Start DATASET ROWS
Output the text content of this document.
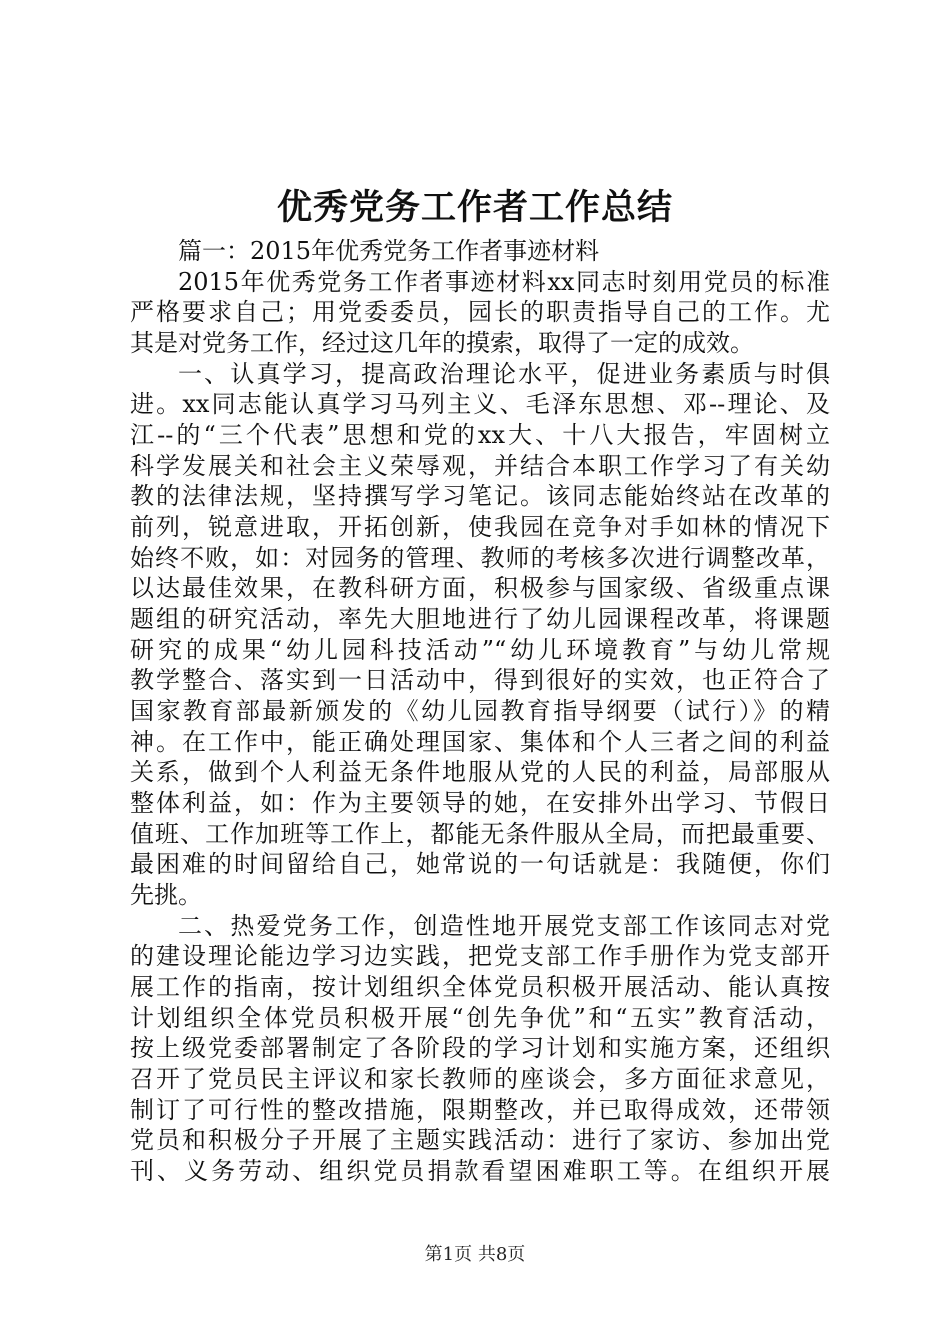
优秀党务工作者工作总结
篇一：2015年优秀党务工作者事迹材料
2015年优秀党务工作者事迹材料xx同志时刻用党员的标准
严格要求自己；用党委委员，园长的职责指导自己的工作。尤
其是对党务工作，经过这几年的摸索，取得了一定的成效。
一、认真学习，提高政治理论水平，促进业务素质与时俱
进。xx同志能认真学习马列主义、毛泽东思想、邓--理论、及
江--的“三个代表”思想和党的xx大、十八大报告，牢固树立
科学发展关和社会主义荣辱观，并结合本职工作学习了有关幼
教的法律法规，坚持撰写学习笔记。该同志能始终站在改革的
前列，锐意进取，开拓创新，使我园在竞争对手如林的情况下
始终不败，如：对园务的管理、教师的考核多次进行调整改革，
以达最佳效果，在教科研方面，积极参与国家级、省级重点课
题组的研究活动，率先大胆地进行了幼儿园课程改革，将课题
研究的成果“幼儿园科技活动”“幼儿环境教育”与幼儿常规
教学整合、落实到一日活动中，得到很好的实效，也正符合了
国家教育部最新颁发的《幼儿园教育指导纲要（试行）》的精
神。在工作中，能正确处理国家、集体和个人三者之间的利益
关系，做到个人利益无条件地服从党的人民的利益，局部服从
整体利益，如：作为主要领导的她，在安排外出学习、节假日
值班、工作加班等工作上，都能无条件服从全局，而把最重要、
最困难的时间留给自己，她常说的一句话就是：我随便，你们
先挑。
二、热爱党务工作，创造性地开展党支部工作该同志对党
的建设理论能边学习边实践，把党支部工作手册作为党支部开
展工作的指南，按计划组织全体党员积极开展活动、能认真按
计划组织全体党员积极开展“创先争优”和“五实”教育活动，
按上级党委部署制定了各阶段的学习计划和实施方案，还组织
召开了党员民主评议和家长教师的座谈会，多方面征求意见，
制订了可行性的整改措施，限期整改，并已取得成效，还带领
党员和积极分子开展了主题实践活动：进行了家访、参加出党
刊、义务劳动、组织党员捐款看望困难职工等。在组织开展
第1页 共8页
End DATASET ROWS
Keep the pictures out of the copy and return the rest of the data above exactly.

• **PROBLEM SOLUTION**:
Output the text content of this document.
优秀党务工作者工作总结
篇一：2015年优秀党务工作者事迹材料
2015年优秀党务工作者事迹材料xx同志时刻用党员的标准
严格要求自己；用党委委员，园长的职责指导自己的工作。尤
其是对党务工作，经过这几年的摸索，取得了一定的成效。
一、认真学习，提高政治理论水平，促进业务素质与时俱
进。xx同志能认真学习马列主义、毛泽东思想、邓--理论、及
江--的“三个代表”思想和党的xx大、十八大报告，牢固树立
科学发展关和社会主义荣辱观，并结合本职工作学习了有关幼
教的法律法规，坚持撰写学习笔记。该同志能始终站在改革的
前列，锐意进取，开拓创新，使我园在竞争对手如林的情况下
始终不败，如：对园务的管理、教师的考核多次进行调整改革，
以达最佳效果，在教科研方面，积极参与国家级、省级重点课
题组的研究活动，率先大胆地进行了幼儿园课程改革，将课题
研究的成果“幼儿园科技活动”“幼儿环境教育”与幼儿常规
教学整合、落实到一日活动中，得到很好的实效，也正符合了
国家教育部最新颁发的《幼儿园教育指导纲要（试行）》的精
神。在工作中，能正确处理国家、集体和个人三者之间的利益
关系，做到个人利益无条件地服从党的人民的利益，局部服从
整体利益，如：作为主要领导的她，在安排外出学习、节假日
值班、工作加班等工作上，都能无条件服从全局，而把最重要、
最困难的时间留给自己，她常说的一句话就是：我随便，你们
先挑。
二、热爱党务工作，创造性地开展党支部工作该同志对党
的建设理论能边学习边实践，把党支部工作手册作为党支部开
展工作的指南，按计划组织全体党员积极开展活动、能认真按
计划组织全体党员积极开展“创先争优”和“五实”教育活动，
按上级党委部署制定了各阶段的学习计划和实施方案，还组织
召开了党员民主评议和家长教师的座谈会，多方面征求意见，
制订了可行性的整改措施，限期整改，并已取得成效，还带领
党员和积极分子开展了主题实践活动：进行了家访、参加出党
刊、义务劳动、组织党员捐款看望困难职工等。在组织开展
第1页 共8页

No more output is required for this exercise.